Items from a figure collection
>> start

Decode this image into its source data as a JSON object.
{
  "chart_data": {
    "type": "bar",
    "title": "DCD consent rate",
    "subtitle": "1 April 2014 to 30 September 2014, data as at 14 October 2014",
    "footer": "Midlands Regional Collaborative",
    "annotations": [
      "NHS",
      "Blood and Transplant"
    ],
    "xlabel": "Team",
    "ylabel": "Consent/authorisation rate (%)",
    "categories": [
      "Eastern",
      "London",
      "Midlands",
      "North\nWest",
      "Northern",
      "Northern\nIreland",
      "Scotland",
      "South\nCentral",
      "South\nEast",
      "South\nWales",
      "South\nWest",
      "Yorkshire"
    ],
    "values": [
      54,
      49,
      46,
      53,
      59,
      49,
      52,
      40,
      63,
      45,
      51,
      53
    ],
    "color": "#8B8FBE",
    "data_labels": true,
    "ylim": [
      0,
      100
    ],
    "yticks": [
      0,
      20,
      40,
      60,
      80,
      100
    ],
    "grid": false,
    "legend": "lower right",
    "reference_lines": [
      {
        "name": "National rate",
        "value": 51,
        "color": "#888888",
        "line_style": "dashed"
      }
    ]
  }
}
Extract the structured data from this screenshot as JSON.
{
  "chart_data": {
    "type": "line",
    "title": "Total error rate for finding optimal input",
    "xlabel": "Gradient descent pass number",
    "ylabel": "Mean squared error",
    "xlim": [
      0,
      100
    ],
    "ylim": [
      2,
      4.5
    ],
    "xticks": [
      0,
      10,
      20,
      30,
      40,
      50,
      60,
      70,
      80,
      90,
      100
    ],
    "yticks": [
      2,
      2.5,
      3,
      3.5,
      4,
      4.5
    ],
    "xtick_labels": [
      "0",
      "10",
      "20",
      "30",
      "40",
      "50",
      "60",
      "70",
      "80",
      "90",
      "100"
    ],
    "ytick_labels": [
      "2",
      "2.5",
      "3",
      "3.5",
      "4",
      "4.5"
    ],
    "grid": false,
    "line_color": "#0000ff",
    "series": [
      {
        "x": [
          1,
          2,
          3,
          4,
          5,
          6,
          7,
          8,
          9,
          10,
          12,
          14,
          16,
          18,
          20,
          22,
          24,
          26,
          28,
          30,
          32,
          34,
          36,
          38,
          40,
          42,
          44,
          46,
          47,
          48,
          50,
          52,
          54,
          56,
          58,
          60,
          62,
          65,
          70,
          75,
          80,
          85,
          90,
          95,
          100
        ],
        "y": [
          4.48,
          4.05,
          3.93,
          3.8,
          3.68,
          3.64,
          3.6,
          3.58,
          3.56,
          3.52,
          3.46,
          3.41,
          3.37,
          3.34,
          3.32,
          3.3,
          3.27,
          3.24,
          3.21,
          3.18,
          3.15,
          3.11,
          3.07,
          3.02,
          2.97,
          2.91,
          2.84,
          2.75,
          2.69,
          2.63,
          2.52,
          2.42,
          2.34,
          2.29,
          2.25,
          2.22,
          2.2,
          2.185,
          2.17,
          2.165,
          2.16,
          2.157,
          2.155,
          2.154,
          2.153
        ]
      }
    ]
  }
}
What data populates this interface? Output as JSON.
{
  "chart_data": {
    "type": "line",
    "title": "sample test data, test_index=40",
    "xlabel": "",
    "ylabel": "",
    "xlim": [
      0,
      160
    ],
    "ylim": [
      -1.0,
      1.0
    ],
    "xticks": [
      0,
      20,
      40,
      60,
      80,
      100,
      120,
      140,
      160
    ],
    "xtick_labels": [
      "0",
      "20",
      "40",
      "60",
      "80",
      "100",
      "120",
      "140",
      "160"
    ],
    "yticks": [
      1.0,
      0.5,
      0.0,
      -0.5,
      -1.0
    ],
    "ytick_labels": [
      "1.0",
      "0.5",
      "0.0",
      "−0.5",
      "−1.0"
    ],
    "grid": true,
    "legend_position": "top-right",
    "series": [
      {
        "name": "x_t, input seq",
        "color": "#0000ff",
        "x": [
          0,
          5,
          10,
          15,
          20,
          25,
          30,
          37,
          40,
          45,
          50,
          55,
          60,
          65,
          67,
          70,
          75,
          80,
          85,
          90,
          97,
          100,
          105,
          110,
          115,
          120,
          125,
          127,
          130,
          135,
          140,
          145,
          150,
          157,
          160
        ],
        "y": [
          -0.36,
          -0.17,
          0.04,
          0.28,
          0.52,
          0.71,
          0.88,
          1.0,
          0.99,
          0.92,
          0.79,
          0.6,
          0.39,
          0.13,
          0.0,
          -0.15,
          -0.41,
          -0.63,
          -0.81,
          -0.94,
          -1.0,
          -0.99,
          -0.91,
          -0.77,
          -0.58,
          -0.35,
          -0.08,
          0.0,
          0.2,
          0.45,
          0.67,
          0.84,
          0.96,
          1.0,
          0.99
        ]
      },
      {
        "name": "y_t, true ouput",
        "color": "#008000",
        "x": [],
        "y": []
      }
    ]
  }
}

>> end

Exercise requirements =
Output a single number: how many lines contain the word "South".

Exercise result =
4